EXERCISE:
Copy each line where the word "information" occurs.

MATERIALS PROVIDED:
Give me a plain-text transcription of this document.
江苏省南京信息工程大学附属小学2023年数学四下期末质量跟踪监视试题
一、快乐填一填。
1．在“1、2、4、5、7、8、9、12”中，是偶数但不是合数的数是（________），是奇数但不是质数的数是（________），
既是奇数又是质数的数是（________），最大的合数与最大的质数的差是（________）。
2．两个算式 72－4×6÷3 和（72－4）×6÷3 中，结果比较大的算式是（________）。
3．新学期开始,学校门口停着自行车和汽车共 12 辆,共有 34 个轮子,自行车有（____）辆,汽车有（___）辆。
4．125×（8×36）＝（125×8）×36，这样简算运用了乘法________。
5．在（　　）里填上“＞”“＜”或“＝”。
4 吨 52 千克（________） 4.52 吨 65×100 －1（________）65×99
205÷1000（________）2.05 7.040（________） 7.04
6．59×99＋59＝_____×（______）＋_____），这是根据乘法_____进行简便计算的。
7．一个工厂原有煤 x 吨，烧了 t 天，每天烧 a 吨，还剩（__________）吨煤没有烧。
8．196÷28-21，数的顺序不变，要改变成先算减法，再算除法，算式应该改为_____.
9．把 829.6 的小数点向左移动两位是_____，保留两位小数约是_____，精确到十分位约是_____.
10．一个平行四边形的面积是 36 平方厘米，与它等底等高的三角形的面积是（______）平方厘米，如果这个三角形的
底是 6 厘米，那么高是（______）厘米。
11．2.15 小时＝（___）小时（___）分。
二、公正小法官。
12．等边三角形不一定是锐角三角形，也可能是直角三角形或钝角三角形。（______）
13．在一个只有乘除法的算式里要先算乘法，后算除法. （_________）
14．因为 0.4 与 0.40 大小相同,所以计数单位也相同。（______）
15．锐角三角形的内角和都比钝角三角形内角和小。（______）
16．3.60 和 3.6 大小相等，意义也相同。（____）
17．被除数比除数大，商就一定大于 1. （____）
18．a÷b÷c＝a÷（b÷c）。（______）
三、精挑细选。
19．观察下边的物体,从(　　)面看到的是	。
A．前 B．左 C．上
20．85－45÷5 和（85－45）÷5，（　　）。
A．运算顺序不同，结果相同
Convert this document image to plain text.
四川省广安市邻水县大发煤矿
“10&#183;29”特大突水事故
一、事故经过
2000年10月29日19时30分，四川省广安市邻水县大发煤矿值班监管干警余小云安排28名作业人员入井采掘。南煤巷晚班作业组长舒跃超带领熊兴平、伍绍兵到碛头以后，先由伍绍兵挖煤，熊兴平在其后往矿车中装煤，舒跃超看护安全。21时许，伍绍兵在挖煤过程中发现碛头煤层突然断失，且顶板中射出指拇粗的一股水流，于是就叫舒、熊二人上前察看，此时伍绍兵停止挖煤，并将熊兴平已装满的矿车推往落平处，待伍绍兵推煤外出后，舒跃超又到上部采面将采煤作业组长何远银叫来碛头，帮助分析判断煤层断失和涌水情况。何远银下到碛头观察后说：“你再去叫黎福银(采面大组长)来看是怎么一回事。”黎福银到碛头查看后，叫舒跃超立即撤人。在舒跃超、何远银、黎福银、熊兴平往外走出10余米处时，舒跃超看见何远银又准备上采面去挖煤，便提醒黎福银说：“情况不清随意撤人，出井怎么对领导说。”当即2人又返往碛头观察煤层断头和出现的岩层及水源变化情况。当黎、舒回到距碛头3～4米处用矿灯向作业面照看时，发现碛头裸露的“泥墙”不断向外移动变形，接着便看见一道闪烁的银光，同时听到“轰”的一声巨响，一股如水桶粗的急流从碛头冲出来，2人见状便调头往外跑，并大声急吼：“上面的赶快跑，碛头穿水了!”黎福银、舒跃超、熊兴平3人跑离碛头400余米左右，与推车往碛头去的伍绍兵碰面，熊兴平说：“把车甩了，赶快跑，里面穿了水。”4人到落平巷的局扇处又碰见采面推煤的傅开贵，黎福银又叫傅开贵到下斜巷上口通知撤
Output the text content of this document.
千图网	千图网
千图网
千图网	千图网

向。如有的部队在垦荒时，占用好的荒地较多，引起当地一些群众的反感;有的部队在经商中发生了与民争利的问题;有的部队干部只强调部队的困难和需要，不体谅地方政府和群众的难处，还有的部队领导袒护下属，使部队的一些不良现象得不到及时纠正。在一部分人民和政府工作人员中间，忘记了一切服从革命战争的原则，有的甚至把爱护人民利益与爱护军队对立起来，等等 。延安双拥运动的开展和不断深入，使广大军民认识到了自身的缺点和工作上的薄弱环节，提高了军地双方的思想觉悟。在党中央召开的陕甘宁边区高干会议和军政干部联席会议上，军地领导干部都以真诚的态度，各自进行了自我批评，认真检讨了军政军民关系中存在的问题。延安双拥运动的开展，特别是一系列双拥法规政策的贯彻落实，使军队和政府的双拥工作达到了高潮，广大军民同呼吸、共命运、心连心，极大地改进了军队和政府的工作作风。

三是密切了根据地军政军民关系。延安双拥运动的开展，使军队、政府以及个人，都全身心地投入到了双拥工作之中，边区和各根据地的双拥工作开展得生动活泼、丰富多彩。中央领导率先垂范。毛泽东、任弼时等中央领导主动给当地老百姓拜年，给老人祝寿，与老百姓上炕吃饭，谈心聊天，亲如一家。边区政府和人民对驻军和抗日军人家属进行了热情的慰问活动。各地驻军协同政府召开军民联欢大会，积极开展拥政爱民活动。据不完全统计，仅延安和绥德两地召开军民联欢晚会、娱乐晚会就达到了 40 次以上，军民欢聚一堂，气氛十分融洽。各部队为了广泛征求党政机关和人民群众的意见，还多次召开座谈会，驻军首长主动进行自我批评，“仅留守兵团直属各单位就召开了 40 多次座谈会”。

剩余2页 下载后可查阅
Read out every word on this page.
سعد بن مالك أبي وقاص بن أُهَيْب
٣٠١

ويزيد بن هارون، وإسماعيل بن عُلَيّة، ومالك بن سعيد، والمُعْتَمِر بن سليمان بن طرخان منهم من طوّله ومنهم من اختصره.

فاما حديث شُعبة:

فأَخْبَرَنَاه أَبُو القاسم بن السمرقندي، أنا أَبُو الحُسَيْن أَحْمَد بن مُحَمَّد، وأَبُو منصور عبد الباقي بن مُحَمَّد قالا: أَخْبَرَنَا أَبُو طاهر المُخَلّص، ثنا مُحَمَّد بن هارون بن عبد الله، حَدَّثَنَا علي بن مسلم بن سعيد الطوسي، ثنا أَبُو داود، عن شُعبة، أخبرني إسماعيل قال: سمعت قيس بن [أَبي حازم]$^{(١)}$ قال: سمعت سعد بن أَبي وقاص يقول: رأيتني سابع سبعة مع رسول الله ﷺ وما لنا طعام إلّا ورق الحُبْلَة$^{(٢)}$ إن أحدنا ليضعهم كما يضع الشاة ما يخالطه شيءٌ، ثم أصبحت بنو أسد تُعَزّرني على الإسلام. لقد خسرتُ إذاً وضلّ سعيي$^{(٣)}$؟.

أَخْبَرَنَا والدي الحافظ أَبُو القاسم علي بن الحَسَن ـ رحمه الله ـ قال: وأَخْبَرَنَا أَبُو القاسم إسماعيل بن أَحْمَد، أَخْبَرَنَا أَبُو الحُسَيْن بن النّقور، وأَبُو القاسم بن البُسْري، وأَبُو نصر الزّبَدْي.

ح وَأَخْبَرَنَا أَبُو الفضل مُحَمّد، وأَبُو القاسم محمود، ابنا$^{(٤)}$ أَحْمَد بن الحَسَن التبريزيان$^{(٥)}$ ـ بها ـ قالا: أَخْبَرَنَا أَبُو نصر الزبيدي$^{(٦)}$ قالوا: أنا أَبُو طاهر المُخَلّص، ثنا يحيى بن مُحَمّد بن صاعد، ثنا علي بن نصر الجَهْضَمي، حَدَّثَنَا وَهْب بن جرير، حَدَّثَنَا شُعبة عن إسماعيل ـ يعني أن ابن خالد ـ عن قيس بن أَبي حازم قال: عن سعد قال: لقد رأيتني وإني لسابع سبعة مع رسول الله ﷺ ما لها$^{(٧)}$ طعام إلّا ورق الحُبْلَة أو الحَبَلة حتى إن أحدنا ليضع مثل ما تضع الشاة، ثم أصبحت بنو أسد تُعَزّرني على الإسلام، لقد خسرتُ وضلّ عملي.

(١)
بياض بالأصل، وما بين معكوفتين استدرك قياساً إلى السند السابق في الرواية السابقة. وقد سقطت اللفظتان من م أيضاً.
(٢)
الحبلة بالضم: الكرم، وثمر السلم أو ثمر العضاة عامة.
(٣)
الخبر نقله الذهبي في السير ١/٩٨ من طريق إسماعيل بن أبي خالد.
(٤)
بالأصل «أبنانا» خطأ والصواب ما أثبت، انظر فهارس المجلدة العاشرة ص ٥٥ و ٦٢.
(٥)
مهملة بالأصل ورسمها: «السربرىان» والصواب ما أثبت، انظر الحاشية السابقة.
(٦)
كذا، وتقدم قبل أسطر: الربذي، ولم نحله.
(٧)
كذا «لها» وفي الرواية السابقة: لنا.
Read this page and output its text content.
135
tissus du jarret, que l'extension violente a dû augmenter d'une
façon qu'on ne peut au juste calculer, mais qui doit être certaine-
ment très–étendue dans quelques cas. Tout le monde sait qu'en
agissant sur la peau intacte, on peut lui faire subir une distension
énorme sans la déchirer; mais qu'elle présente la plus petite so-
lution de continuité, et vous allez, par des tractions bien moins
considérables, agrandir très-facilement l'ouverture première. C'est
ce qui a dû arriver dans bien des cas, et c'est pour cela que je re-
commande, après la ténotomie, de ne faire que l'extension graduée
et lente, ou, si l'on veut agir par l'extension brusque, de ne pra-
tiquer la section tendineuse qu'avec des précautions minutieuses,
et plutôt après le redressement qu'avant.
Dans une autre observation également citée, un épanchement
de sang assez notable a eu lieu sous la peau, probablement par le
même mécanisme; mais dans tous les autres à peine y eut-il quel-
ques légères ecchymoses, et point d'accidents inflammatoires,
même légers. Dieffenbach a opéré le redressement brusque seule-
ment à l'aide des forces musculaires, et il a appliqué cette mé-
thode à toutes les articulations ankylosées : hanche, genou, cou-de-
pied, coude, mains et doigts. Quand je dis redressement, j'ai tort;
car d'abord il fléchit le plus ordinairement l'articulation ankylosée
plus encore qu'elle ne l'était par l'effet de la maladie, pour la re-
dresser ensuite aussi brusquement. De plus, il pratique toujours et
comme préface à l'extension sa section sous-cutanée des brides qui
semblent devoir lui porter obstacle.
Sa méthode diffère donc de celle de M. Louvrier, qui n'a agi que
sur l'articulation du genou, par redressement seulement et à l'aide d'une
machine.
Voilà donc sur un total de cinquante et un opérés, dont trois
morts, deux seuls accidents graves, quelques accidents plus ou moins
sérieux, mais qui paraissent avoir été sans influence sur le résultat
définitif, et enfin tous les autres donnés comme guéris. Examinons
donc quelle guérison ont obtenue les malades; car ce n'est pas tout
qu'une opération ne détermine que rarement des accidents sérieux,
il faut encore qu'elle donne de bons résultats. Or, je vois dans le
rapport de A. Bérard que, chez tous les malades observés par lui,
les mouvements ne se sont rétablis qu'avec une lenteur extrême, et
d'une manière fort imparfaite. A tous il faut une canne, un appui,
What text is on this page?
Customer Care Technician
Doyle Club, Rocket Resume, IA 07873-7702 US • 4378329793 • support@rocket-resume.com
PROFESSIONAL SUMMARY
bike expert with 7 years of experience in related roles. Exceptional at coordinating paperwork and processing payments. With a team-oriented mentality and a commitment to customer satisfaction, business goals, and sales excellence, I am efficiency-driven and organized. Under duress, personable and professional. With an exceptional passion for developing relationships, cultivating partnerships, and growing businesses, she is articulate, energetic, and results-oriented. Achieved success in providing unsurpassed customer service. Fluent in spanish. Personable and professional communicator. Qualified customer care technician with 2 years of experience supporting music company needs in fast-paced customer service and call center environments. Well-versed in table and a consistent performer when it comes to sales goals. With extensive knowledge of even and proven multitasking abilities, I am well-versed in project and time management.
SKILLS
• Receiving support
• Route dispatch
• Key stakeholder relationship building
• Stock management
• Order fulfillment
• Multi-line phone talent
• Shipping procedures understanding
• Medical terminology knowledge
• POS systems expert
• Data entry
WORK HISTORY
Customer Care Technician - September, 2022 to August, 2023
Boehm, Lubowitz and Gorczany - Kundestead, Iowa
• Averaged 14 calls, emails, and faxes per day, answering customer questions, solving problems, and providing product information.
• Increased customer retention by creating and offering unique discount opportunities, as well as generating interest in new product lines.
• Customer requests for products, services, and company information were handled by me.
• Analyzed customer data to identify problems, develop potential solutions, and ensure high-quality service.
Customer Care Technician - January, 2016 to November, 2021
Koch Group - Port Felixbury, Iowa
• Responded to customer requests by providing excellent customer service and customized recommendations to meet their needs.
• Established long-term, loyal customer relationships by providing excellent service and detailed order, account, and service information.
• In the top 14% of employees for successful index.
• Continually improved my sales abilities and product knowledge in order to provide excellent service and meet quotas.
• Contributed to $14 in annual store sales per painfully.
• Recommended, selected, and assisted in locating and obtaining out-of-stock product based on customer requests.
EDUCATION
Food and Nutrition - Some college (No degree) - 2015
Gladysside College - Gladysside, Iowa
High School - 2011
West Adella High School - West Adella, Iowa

OUTPUT FOR THIS TASK:
• Averaged 14 calls, emails, and faxes per day, answering customer questions, solving problems, and providing product information.
• Customer requests for products, services, and company information were handled by me.
• Established long-term, loyal customer relationships by providing excellent service and detailed order, account, and service information.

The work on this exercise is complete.